> [SET EXERCISE] Give the number of lines that hold the string "Booking". Nothing else is needed.

> [EXTRACTED DATA]

● ● ● ● ●

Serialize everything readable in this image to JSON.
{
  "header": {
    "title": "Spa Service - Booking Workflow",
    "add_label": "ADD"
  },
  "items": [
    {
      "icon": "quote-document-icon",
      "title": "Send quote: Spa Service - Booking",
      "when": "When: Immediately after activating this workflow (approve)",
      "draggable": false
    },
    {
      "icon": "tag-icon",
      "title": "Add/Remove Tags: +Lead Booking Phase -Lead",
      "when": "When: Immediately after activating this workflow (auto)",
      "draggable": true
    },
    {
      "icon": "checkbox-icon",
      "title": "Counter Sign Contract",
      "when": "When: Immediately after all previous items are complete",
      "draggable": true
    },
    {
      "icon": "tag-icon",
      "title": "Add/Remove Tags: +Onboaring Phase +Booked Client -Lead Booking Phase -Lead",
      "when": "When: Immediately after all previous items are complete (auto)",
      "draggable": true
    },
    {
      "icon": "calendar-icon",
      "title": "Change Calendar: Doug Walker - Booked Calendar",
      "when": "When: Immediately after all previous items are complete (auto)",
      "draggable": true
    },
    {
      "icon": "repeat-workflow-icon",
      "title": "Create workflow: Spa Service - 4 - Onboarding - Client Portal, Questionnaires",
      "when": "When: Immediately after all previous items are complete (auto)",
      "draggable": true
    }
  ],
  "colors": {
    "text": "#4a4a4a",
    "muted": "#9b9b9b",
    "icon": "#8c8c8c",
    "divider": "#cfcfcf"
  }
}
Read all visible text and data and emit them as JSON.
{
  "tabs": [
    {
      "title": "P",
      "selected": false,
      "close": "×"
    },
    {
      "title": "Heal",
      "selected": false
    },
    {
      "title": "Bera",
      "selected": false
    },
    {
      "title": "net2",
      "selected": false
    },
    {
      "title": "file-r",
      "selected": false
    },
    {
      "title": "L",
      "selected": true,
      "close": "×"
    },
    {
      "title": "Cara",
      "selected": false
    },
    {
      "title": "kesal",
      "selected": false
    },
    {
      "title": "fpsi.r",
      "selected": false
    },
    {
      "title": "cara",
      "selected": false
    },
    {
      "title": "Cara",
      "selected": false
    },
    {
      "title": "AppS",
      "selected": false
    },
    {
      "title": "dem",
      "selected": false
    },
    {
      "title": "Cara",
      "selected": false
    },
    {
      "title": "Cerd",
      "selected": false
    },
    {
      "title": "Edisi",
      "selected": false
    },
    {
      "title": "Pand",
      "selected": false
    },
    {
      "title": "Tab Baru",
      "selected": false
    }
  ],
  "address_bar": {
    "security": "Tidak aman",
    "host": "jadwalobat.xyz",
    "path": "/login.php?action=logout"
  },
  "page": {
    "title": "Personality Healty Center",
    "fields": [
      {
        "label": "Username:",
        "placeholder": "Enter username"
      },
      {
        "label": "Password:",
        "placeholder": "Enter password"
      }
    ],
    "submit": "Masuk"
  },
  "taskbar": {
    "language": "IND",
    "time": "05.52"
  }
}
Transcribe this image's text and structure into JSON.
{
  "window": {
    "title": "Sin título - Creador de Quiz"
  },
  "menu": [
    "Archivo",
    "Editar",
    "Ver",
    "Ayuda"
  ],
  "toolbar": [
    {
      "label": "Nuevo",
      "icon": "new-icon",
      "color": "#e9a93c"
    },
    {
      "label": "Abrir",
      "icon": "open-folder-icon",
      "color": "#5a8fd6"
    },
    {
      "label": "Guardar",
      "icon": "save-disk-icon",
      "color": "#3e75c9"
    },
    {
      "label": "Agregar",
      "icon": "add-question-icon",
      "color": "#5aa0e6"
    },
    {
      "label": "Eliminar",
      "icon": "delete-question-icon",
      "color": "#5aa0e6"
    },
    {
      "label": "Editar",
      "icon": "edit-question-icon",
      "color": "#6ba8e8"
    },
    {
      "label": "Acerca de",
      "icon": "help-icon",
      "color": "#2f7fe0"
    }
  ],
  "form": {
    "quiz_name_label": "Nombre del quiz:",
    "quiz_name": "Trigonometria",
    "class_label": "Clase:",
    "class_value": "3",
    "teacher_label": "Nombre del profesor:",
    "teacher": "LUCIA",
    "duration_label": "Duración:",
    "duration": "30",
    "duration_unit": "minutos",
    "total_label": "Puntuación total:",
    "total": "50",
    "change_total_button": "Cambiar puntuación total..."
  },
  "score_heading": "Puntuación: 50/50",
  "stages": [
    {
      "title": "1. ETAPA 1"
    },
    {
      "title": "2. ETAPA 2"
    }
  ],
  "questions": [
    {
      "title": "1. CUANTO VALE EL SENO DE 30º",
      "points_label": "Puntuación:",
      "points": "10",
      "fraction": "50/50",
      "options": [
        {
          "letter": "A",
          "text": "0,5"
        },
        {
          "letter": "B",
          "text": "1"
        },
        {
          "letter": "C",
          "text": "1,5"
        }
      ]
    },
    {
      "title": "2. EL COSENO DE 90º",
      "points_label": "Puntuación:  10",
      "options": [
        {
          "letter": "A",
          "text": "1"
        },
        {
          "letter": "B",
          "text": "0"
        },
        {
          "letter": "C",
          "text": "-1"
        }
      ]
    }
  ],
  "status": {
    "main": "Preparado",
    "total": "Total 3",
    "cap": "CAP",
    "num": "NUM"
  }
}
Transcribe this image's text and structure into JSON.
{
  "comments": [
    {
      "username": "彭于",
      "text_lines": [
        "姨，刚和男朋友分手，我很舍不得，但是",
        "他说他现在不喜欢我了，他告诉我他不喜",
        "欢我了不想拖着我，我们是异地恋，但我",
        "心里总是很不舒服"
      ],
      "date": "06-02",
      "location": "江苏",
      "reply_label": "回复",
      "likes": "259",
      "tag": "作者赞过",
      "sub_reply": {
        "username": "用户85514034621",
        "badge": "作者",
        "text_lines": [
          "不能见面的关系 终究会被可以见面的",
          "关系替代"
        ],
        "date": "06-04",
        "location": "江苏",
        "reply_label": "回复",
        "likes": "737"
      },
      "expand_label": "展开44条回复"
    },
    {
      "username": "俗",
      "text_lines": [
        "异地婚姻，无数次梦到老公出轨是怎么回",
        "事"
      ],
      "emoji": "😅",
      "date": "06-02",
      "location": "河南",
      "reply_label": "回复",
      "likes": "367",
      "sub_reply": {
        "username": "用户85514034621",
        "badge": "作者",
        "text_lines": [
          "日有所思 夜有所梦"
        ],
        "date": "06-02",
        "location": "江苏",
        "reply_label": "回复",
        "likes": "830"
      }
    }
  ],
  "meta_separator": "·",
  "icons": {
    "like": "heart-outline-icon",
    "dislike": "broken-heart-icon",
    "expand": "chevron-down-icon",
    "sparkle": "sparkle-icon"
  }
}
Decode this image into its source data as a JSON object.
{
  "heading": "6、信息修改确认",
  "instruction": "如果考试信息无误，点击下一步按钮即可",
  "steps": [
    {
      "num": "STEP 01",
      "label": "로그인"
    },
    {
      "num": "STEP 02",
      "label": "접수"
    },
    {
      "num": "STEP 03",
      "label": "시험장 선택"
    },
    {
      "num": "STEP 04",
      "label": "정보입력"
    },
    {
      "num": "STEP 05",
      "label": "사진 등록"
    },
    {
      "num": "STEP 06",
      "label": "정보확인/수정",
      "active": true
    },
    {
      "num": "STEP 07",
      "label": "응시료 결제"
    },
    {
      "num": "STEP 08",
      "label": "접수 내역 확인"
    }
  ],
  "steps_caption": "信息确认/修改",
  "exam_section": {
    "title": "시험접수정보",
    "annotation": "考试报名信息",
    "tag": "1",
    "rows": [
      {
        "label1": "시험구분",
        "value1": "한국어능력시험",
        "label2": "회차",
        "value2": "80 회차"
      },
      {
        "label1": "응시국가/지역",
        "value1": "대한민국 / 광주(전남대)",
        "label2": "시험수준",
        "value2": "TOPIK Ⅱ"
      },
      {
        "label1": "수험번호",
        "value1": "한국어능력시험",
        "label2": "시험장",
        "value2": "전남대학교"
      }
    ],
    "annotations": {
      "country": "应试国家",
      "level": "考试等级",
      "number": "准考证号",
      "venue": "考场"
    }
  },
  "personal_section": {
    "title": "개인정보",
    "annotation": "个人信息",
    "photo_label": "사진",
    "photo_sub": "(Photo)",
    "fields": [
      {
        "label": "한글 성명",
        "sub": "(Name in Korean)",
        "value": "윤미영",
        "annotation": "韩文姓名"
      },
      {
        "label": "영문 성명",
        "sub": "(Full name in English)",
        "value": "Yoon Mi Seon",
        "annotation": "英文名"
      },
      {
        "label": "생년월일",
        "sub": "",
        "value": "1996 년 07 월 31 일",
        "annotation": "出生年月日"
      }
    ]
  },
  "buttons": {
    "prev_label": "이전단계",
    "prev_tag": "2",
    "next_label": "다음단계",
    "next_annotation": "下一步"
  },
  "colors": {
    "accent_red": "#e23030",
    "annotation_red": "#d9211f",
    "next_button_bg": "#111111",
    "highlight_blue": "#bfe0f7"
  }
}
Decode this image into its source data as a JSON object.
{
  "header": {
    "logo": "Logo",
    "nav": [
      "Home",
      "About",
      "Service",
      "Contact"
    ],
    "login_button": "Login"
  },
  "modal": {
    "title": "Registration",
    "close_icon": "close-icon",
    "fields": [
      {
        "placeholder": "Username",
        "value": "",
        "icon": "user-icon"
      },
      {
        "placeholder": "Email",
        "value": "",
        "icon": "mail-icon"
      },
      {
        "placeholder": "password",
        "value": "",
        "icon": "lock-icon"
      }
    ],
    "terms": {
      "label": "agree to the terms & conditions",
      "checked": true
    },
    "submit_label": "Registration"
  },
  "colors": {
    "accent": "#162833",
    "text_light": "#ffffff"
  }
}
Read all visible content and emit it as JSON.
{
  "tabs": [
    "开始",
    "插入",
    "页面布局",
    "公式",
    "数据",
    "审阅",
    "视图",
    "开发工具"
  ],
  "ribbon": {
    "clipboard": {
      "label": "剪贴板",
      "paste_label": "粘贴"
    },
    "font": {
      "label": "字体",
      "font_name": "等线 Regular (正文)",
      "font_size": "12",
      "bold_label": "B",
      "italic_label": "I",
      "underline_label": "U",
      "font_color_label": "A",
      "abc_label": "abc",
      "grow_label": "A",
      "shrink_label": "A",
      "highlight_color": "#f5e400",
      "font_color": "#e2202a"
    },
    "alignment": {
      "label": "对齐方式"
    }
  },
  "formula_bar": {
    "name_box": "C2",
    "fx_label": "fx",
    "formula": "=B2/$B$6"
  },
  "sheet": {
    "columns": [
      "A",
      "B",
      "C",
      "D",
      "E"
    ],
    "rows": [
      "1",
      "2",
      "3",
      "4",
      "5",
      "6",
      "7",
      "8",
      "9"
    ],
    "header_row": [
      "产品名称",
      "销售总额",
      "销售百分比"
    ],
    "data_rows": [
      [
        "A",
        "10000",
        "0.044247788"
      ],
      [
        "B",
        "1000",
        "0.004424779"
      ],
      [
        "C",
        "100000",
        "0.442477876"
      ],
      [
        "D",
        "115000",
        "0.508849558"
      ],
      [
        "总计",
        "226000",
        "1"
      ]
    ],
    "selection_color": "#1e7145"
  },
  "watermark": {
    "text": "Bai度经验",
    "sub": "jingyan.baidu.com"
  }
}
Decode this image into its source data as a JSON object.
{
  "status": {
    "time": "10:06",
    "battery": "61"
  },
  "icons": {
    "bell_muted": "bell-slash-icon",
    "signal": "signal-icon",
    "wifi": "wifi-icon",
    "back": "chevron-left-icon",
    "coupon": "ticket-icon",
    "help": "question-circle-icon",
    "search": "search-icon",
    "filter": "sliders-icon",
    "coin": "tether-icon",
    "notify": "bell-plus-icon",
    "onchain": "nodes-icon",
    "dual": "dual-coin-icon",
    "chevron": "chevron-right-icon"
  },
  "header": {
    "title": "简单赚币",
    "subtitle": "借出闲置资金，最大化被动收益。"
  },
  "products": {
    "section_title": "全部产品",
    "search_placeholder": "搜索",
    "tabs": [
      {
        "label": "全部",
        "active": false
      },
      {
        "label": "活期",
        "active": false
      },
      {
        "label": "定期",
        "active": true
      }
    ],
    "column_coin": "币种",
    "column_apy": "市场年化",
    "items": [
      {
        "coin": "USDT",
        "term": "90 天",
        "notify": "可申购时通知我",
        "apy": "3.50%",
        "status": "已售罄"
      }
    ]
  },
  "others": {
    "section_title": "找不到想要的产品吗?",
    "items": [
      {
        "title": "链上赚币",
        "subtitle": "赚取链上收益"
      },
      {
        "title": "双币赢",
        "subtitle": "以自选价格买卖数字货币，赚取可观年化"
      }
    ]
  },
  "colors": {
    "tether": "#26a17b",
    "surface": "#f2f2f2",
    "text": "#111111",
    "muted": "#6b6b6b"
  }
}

● ● ● ● ●

> [IN RESPONSE] 4